Scan the data below for the string "penanggung". Show every line where it turns up.

::: Data supplied :::

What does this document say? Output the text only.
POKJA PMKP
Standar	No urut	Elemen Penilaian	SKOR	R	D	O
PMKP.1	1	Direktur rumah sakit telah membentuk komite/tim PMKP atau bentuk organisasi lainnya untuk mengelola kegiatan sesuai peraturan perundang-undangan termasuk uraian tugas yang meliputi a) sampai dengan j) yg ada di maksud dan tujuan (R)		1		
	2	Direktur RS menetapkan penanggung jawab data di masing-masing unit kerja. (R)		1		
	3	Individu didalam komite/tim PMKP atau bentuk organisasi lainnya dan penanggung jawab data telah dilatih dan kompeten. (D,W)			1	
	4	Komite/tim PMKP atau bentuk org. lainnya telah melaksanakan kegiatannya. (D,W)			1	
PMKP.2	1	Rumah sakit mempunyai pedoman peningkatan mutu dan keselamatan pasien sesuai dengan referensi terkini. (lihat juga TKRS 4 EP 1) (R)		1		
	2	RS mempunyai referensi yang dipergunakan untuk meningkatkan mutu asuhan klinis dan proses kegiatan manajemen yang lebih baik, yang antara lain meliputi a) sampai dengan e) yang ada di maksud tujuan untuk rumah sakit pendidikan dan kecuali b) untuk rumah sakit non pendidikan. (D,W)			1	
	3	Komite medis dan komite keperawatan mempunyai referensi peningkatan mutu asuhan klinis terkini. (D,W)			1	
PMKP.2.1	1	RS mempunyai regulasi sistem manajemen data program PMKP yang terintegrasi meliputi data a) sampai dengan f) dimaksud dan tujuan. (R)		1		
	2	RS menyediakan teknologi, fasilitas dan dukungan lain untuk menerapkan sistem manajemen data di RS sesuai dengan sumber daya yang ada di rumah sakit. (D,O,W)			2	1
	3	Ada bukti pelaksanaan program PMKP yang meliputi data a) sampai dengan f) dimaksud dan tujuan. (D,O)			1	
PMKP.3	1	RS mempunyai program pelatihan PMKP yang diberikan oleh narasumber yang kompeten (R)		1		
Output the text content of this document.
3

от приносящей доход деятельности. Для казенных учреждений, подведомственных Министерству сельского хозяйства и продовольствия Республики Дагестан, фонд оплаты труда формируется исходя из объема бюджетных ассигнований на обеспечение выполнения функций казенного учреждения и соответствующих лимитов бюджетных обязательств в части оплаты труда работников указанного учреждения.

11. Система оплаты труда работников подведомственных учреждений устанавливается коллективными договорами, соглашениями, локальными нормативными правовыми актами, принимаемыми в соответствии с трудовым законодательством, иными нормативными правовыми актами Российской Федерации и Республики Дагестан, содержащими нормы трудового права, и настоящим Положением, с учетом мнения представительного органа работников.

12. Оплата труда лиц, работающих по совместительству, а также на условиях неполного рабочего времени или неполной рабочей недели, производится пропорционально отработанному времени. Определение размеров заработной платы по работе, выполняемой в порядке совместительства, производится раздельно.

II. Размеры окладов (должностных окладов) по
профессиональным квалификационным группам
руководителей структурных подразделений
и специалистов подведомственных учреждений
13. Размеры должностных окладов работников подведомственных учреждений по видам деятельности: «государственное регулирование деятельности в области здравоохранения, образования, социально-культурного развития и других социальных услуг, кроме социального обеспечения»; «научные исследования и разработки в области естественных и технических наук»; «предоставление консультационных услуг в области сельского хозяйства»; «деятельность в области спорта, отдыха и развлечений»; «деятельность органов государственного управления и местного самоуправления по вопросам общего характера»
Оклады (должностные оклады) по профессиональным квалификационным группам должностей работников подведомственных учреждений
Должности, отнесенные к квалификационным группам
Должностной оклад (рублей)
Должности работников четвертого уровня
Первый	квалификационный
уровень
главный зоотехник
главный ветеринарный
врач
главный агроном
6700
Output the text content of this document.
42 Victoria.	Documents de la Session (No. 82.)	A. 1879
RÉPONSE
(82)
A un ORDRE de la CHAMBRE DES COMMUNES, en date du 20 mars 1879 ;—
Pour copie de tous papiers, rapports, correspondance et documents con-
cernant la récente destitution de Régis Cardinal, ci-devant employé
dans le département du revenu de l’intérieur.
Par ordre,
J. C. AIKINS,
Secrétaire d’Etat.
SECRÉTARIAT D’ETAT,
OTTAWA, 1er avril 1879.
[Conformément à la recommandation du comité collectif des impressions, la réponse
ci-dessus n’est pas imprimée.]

:::

### In response
	2	Direktur RS menetapkan penanggung jawab data di masing-masing unit kerja. (R)		1		
	3	Individu didalam komite/tim PMKP atau bentuk organisasi lainnya dan penanggung jawab data telah dilatih dan kompeten. (D,W)			1	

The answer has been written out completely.